Spent some time yesterday at the Blacksmiths Guild of the Potomac's Spring Party, at the new location in Berryville (about 3 miles from home.) I arrived unavoidably late, around 1pm, and paid at the door, with badge number 181, though I believe I saw less than 100 people there. There were probably a lot of no-shows due to weather, which was grey, cold, and rainy.

The last time I went to the spring gathering, there were four simultaneous demonstration areas going, at least a couple of hundred attendees, dozens of tailgaters, and several faces I recognized. This time was different, probably due to the combination of the new location and the weather.

I was just in time for the Iron in the Hat, a raffle-like activity often performed at blacksmiths' gatherings. People donate items, such as stock or tools, which are laid out on tables; people then buy tickets and place them in cups for each of the donated items. When all is done, each items' cup is emptied and a winning ticket is drawn.

In my case, I had brought some tool steel to donate, but arrived too late to put it in the auction; but I was able to buy some tickets and at least put a few down on items of interest. I walked away from the iron in the hat with a large (10" diameter, 3" wide) flap wheel, a bundle of sanding disks, a new welding helmet, and the satisfaction of knowing I'd contributed some bucks towards keeping the guild going.

Over in the tailgating section (only about 5 people selling that I could see), I picked up an assortment of tongs (wolf's jaw, double pickup, 1/4" x 1", and 5/8" square), lusted over some old-style vices, and bought another bending fork. At the end of the day, I also picked up a large (~18" x 48" x 18") piece of M2 and a smaller piece of 4130 (20" x 24" x 1/8") for very cheap. The M2 is certainly worth far more than that; I've been meaning to pick some up for experimentation.

Some friends (strawberrykaren & severus_bracae)dropped in for a while and watched the demos.

The demonstrator was Bill Scheer of Mystic Seaport, who did a nice set of demos on harpoon making, some tools, and talked of smithcraft in general. General hanging-out and open forging continued into the night.

Overall, it was a bit smaller than expected, given the previous years turnouts, but given better weather and perhaps a bit of time to settle into the new space it should recover.

PROBLEM DETAILS:
Reproduce the passage from the account of the blacksmiths' spring gathering starting with "Spent some time" and going on through "cold, and rainy.". Rely only on the account of the blacksmiths' spring gathering.

EXTRACTED MATERIAL:
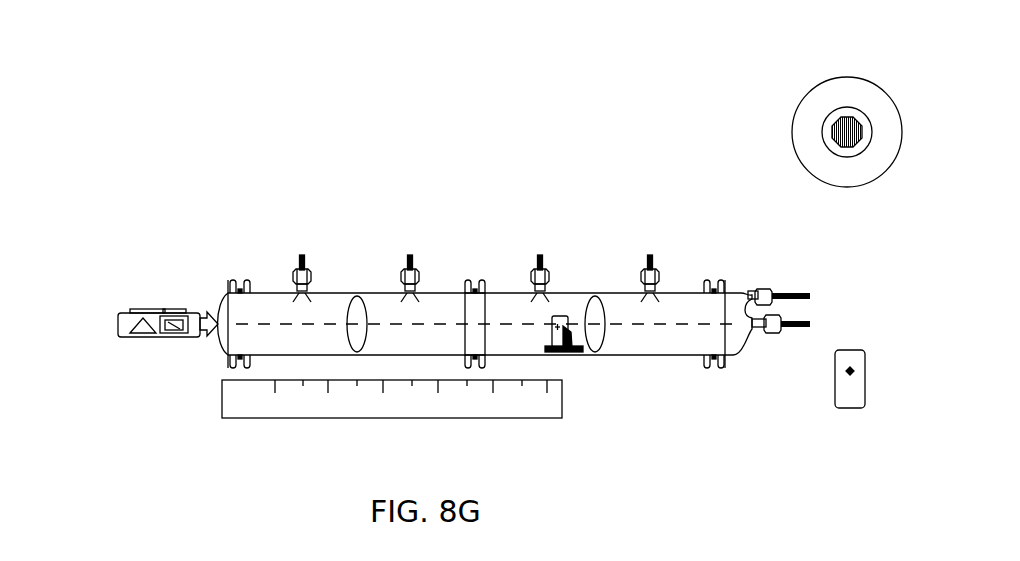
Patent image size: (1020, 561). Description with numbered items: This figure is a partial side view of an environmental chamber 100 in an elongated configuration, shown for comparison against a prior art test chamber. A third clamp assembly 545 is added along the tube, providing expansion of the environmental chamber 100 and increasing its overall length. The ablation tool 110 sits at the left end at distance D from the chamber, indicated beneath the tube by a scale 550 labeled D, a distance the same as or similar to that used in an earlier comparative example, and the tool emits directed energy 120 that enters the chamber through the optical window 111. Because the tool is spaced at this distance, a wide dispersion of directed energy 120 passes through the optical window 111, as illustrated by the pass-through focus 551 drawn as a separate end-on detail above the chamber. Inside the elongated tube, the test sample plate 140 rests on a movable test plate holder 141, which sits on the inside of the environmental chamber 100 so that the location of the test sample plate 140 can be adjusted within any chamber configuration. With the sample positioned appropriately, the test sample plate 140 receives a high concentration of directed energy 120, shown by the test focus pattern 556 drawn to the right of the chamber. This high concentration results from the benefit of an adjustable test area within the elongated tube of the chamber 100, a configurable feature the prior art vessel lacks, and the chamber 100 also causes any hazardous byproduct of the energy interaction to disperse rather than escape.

The environmental chamber 100 is at (617, 205).
The ablation tool 110 is at (162, 308).
The optical window 111 is at (220, 300).
The directed energy 120 is at (215, 322).
The test sample plate 140 is at (570, 356).
The movable test plate holder 141 is at (587, 352).
The third clamp assembly 545 is at (472, 302).
The scale 550 is at (370, 402).
The pass-through focus 551 is at (847, 150).
The test focus pattern 556 is at (850, 388).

OUTPUT BELOW:
Spent some time yesterday at the Blacksmiths Guild of the Potomac's Spring Party, at the new location in Berryville (about 3 miles from home.) I arrived unavoidably late, around 1pm, and paid at the door, with badge number 181, though I believe I saw less than 100 people there. There were probably a lot of no-shows due to weather, which was grey, cold, and rainy.